(Structured figure records)
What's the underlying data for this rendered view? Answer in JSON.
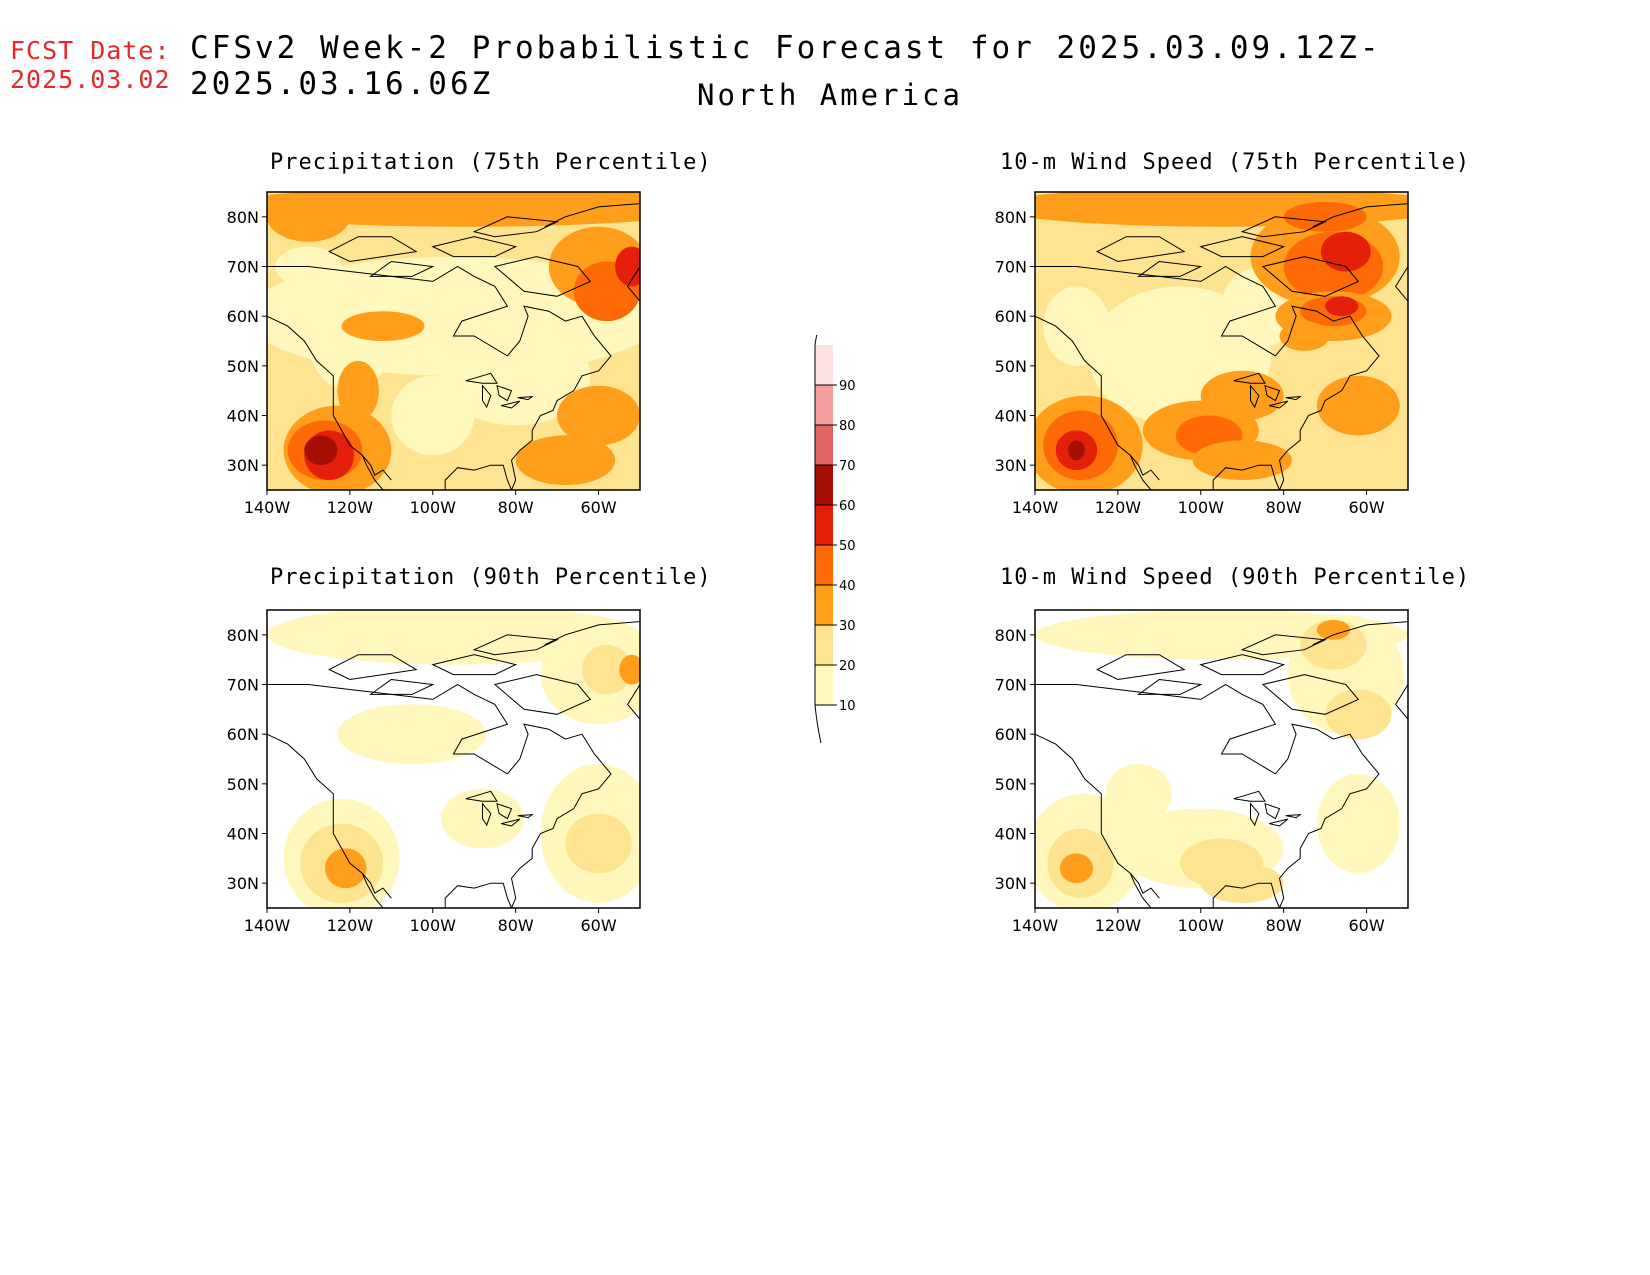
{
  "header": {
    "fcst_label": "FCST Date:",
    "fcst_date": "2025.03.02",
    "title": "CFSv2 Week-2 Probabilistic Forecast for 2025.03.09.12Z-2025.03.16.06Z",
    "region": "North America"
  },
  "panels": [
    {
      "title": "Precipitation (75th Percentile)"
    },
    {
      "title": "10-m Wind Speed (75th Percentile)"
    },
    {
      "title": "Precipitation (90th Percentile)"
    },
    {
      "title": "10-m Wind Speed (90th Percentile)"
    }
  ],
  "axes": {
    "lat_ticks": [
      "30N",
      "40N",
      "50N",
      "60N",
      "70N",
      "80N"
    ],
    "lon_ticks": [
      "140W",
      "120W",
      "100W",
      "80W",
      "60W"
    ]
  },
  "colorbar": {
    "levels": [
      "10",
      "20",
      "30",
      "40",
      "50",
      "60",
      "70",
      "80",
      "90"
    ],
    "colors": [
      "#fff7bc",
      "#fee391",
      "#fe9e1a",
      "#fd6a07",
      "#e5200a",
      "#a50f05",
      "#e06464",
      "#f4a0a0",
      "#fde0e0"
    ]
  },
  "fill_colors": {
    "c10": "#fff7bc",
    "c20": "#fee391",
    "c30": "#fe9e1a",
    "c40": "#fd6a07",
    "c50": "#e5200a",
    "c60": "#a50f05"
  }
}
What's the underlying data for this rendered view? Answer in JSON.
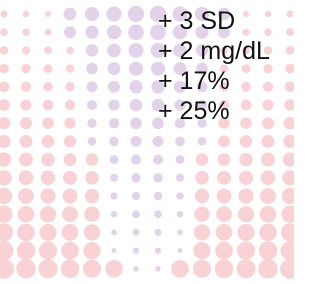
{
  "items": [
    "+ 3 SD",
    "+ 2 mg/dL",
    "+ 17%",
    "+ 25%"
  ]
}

* * *

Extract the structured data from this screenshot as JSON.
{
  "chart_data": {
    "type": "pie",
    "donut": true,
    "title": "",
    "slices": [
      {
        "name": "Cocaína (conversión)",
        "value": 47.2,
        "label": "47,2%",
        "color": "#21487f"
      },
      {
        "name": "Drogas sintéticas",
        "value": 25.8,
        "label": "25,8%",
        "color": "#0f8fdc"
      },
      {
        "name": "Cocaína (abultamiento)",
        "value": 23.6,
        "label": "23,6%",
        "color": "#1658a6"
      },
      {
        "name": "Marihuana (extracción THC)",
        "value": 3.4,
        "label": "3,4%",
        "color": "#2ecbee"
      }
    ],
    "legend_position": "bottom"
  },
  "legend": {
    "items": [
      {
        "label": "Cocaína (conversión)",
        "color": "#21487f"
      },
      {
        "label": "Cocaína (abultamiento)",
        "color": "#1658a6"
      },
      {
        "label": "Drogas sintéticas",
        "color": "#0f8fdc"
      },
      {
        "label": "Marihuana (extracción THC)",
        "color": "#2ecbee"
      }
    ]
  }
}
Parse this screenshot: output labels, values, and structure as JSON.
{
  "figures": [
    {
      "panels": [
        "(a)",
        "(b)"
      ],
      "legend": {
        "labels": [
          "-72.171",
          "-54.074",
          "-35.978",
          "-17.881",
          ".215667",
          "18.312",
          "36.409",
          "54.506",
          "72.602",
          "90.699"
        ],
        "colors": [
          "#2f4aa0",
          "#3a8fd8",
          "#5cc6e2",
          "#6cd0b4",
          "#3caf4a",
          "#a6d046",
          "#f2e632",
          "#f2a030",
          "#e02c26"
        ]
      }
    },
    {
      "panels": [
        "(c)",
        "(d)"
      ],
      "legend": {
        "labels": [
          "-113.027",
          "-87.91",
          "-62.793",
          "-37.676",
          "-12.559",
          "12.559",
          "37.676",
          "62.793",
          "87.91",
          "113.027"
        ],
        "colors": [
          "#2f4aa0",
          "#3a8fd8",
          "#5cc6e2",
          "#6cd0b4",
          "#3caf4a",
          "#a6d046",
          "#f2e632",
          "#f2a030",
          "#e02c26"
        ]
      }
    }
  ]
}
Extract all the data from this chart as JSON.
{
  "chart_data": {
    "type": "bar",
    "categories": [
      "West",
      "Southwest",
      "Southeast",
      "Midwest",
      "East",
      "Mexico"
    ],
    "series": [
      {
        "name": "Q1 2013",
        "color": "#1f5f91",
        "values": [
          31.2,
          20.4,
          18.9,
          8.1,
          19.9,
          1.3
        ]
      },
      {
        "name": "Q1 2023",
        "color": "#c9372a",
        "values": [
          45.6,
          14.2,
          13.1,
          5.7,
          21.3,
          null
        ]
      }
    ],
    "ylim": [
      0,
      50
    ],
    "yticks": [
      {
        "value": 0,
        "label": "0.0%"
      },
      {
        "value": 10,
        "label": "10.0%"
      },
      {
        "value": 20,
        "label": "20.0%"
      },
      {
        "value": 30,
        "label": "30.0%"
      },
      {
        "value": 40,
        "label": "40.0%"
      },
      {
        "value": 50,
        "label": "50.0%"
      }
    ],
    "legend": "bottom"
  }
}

---

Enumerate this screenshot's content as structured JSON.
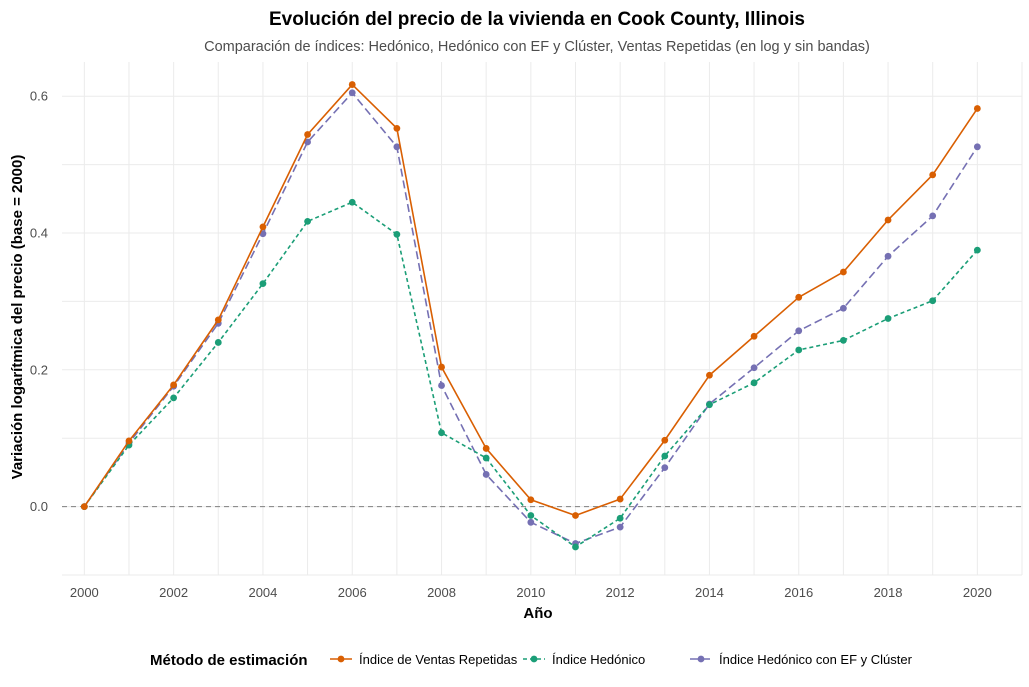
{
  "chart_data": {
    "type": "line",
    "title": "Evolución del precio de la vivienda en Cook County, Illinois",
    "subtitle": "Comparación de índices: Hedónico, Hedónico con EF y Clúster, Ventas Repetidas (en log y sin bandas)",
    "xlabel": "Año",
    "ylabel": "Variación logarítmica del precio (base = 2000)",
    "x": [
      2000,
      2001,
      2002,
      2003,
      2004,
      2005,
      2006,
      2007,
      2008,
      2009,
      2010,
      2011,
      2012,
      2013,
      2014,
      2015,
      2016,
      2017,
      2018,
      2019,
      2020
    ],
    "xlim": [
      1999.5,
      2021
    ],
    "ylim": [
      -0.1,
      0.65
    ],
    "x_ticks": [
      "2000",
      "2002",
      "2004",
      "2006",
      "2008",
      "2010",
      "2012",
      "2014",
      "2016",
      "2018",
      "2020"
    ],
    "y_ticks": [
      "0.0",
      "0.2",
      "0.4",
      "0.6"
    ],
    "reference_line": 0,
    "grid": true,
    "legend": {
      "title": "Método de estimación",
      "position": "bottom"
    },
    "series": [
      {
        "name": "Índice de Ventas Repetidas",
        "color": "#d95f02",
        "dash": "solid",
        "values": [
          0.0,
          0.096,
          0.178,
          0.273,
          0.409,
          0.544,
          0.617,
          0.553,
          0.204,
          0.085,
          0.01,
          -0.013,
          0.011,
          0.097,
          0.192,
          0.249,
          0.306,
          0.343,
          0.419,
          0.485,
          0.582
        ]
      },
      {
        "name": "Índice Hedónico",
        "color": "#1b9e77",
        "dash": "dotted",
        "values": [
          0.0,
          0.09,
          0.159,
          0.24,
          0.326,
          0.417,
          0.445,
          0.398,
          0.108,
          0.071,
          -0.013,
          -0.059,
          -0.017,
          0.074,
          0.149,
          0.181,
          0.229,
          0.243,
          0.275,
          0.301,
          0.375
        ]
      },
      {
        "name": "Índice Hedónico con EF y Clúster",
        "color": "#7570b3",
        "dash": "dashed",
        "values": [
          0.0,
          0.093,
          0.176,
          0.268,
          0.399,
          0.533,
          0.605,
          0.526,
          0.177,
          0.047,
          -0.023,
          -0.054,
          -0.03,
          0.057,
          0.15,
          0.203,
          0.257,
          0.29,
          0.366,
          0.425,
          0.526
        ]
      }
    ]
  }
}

**Problem to work on:** Return every line from the records above that holds the word "Ventas".

**Solution to the exercise:**
    "subtitle": "Comparación de índices: Hedónico, Hedónico con EF y Clúster, Ventas Repetidas (en log y sin bandas)",
        "name": "Índice de Ventas Repetidas",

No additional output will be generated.